WHAT IS ASKED >>
For each line below that contains the string "name", copy that line.

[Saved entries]
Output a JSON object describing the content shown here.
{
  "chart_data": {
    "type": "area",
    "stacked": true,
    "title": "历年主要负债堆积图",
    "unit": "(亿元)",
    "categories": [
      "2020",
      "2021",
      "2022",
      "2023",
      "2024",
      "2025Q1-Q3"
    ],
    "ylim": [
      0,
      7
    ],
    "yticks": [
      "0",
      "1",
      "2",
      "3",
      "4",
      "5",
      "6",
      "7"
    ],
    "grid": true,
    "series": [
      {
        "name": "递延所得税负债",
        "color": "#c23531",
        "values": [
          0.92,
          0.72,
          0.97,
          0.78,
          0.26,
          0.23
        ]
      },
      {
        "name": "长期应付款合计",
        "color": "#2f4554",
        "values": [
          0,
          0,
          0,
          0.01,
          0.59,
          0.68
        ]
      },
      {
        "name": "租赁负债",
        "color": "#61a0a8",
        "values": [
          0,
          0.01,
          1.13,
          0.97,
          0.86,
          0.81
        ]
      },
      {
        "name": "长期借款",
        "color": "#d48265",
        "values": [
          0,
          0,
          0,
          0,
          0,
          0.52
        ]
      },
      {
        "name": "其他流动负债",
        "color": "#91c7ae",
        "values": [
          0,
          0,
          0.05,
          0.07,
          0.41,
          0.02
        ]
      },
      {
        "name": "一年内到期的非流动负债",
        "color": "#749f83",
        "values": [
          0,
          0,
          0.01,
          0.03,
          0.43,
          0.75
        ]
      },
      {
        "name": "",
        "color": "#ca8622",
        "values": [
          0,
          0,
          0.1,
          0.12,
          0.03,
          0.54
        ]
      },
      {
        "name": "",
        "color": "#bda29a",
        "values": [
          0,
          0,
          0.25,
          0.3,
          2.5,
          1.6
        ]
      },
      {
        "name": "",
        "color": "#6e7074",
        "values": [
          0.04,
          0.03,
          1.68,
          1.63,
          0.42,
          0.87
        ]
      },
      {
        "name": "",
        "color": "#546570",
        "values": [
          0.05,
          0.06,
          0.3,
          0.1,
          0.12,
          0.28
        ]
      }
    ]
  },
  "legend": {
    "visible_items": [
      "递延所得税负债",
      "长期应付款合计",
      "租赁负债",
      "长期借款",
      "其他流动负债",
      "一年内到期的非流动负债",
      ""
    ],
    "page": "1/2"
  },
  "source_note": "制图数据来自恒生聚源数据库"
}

SOLUTION >>
        "name": "递延所得税负债",
        "name": "长期应付款合计",
        "name": "租赁负债",
        "name": "长期借款",
        "name": "其他流动负债",
        "name": "一年内到期的非流动负债",
        "name": "",
        "name": "",
        "name": "",
        "name": "",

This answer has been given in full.